▶ _What this task involves_
Can you quote the records below in full, word for word?

_ _ _ _ _ _ _

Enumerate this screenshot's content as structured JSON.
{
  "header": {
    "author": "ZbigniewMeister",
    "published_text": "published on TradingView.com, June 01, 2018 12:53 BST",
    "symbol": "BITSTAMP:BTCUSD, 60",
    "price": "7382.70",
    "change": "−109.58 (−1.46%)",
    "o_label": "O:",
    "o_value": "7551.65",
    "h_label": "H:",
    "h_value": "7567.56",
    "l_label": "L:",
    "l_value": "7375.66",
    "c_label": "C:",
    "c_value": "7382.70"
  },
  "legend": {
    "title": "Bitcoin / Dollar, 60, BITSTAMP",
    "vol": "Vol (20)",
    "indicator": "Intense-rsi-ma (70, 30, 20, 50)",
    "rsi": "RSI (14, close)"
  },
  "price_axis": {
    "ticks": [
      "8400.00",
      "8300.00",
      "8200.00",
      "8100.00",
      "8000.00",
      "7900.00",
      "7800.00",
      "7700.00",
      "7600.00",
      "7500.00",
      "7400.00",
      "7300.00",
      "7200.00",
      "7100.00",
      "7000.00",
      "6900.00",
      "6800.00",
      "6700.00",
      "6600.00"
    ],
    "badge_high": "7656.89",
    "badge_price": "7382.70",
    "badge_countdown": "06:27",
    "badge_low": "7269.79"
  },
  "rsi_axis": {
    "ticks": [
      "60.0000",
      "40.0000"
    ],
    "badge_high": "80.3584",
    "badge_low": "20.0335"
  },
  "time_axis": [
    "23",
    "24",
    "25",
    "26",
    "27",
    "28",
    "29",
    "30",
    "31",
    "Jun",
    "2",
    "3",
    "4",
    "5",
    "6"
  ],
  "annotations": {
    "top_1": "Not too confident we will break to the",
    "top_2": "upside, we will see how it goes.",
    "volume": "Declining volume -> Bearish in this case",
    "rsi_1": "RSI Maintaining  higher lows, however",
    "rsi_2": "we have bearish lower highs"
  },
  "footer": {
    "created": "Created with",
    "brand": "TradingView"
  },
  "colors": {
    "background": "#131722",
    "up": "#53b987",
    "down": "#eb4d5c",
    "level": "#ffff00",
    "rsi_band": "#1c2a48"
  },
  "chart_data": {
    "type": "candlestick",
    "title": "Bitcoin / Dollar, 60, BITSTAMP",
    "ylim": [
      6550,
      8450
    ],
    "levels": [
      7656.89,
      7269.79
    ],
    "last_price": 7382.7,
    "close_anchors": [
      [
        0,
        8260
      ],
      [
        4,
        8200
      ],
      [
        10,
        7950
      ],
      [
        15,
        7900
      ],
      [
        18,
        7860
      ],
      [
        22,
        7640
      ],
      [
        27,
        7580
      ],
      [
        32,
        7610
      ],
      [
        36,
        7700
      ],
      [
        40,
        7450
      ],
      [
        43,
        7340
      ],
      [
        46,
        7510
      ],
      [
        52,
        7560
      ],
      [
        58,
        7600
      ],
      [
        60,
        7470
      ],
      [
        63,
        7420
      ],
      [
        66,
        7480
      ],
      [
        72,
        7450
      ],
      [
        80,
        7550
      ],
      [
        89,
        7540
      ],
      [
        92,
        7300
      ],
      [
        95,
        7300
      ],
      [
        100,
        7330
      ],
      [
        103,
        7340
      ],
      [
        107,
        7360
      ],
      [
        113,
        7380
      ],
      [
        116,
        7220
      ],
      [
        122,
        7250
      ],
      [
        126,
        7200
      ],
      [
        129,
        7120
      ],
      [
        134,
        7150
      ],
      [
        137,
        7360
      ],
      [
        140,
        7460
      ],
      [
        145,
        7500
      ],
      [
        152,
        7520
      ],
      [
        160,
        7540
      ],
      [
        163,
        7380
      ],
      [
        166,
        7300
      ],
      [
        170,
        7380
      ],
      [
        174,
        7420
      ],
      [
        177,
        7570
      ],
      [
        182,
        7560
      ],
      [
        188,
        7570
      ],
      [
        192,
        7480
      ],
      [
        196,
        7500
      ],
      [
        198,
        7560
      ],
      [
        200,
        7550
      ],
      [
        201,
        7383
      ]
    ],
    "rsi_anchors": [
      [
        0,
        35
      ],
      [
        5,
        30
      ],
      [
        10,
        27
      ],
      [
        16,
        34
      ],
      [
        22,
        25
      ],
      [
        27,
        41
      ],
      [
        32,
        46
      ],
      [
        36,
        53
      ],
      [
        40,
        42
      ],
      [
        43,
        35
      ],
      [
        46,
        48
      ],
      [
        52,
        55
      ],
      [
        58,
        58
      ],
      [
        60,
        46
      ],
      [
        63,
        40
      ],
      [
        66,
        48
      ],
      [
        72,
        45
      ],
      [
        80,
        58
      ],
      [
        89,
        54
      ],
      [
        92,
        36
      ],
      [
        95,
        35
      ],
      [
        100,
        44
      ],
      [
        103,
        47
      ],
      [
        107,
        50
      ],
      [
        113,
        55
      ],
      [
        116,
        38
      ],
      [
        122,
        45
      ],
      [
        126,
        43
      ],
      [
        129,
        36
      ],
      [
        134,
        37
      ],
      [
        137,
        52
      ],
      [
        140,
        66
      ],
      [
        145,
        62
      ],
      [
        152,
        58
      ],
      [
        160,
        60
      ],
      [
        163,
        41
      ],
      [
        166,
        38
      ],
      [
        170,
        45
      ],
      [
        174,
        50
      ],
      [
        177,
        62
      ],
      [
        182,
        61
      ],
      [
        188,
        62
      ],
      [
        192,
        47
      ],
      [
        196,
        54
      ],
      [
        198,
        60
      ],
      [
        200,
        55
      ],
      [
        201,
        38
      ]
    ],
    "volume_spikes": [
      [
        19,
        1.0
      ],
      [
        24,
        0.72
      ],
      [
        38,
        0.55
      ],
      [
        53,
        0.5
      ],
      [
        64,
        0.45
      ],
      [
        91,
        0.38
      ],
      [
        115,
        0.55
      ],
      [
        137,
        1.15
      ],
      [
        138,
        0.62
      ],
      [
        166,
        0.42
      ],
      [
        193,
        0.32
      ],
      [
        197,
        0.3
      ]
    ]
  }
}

_ _ _ _ _ _ _

▶ _Written response_
Enumerate this screenshot's content as structured JSON.
{
  "header": {
    "author": "ZbigniewMeister",
    "published_text": "published on TradingView.com, June 01, 2018 12:53 BST",
    "symbol": "BITSTAMP:BTCUSD, 60",
    "price": "7382.70",
    "change": "−109.58 (−1.46%)",
    "o_label": "O:",
    "o_value": "7551.65",
    "h_label": "H:",
    "h_value": "7567.56",
    "l_label": "L:",
    "l_value": "7375.66",
    "c_label": "C:",
    "c_value": "7382.70"
  },
  "legend": {
    "title": "Bitcoin / Dollar, 60, BITSTAMP",
    "vol": "Vol (20)",
    "indicator": "Intense-rsi-ma (70, 30, 20, 50)",
    "rsi": "RSI (14, close)"
  },
  "price_axis": {
    "ticks": [
      "8400.00",
      "8300.00",
      "8200.00",
      "8100.00",
      "8000.00",
      "7900.00",
      "7800.00",
      "7700.00",
      "7600.00",
      "7500.00",
      "7400.00",
      "7300.00",
      "7200.00",
      "7100.00",
      "7000.00",
      "6900.00",
      "6800.00",
      "6700.00",
      "6600.00"
    ],
    "badge_high": "7656.89",
    "badge_price": "7382.70",
    "badge_countdown": "06:27",
    "badge_low": "7269.79"
  },
  "rsi_axis": {
    "ticks": [
      "60.0000",
      "40.0000"
    ],
    "badge_high": "80.3584",
    "badge_low": "20.0335"
  },
  "time_axis": [
    "23",
    "24",
    "25",
    "26",
    "27",
    "28",
    "29",
    "30",
    "31",
    "Jun",
    "2",
    "3",
    "4",
    "5",
    "6"
  ],
  "annotations": {
    "top_1": "Not too confident we will break to the",
    "top_2": "upside, we will see how it goes.",
    "volume": "Declining volume -> Bearish in this case",
    "rsi_1": "RSI Maintaining  higher lows, however",
    "rsi_2": "we have bearish lower highs"
  },
  "footer": {
    "created": "Created with",
    "brand": "TradingView"
  },
  "colors": {
    "background": "#131722",
    "up": "#53b987",
    "down": "#eb4d5c",
    "level": "#ffff00",
    "rsi_band": "#1c2a48"
  },
  "chart_data": {
    "type": "candlestick",
    "title": "Bitcoin / Dollar, 60, BITSTAMP",
    "ylim": [
      6550,
      8450
    ],
    "levels": [
      7656.89,
      7269.79
    ],
    "last_price": 7382.7,
    "close_anchors": [
      [
        0,
        8260
      ],
      [
        4,
        8200
      ],
      [
        10,
        7950
      ],
      [
        15,
        7900
      ],
      [
        18,
        7860
      ],
      [
        22,
        7640
      ],
      [
        27,
        7580
      ],
      [
        32,
        7610
      ],
      [
        36,
        7700
      ],
      [
        40,
        7450
      ],
      [
        43,
        7340
      ],
      [
        46,
        7510
      ],
      [
        52,
        7560
      ],
      [
        58,
        7600
      ],
      [
        60,
        7470
      ],
      [
        63,
        7420
      ],
      [
        66,
        7480
      ],
      [
        72,
        7450
      ],
      [
        80,
        7550
      ],
      [
        89,
        7540
      ],
      [
        92,
        7300
      ],
      [
        95,
        7300
      ],
      [
        100,
        7330
      ],
      [
        103,
        7340
      ],
      [
        107,
        7360
      ],
      [
        113,
        7380
      ],
      [
        116,
        7220
      ],
      [
        122,
        7250
      ],
      [
        126,
        7200
      ],
      [
        129,
        7120
      ],
      [
        134,
        7150
      ],
      [
        137,
        7360
      ],
      [
        140,
        7460
      ],
      [
        145,
        7500
      ],
      [
        152,
        7520
      ],
      [
        160,
        7540
      ],
      [
        163,
        7380
      ],
      [
        166,
        7300
      ],
      [
        170,
        7380
      ],
      [
        174,
        7420
      ],
      [
        177,
        7570
      ],
      [
        182,
        7560
      ],
      [
        188,
        7570
      ],
      [
        192,
        7480
      ],
      [
        196,
        7500
      ],
      [
        198,
        7560
      ],
      [
        200,
        7550
      ],
      [
        201,
        7383
      ]
    ],
    "rsi_anchors": [
      [
        0,
        35
      ],
      [
        5,
        30
      ],
      [
        10,
        27
      ],
      [
        16,
        34
      ],
      [
        22,
        25
      ],
      [
        27,
        41
      ],
      [
        32,
        46
      ],
      [
        36,
        53
      ],
      [
        40,
        42
      ],
      [
        43,
        35
      ],
      [
        46,
        48
      ],
      [
        52,
        55
      ],
      [
        58,
        58
      ],
      [
        60,
        46
      ],
      [
        63,
        40
      ],
      [
        66,
        48
      ],
      [
        72,
        45
      ],
      [
        80,
        58
      ],
      [
        89,
        54
      ],
      [
        92,
        36
      ],
      [
        95,
        35
      ],
      [
        100,
        44
      ],
      [
        103,
        47
      ],
      [
        107,
        50
      ],
      [
        113,
        55
      ],
      [
        116,
        38
      ],
      [
        122,
        45
      ],
      [
        126,
        43
      ],
      [
        129,
        36
      ],
      [
        134,
        37
      ],
      [
        137,
        52
      ],
      [
        140,
        66
      ],
      [
        145,
        62
      ],
      [
        152,
        58
      ],
      [
        160,
        60
      ],
      [
        163,
        41
      ],
      [
        166,
        38
      ],
      [
        170,
        45
      ],
      [
        174,
        50
      ],
      [
        177,
        62
      ],
      [
        182,
        61
      ],
      [
        188,
        62
      ],
      [
        192,
        47
      ],
      [
        196,
        54
      ],
      [
        198,
        60
      ],
      [
        200,
        55
      ],
      [
        201,
        38
      ]
    ],
    "volume_spikes": [
      [
        19,
        1.0
      ],
      [
        24,
        0.72
      ],
      [
        38,
        0.55
      ],
      [
        53,
        0.5
      ],
      [
        64,
        0.45
      ],
      [
        91,
        0.38
      ],
      [
        115,
        0.55
      ],
      [
        137,
        1.15
      ],
      [
        138,
        0.62
      ],
      [
        166,
        0.42
      ],
      [
        193,
        0.32
      ],
      [
        197,
        0.3
      ]
    ]
  }
}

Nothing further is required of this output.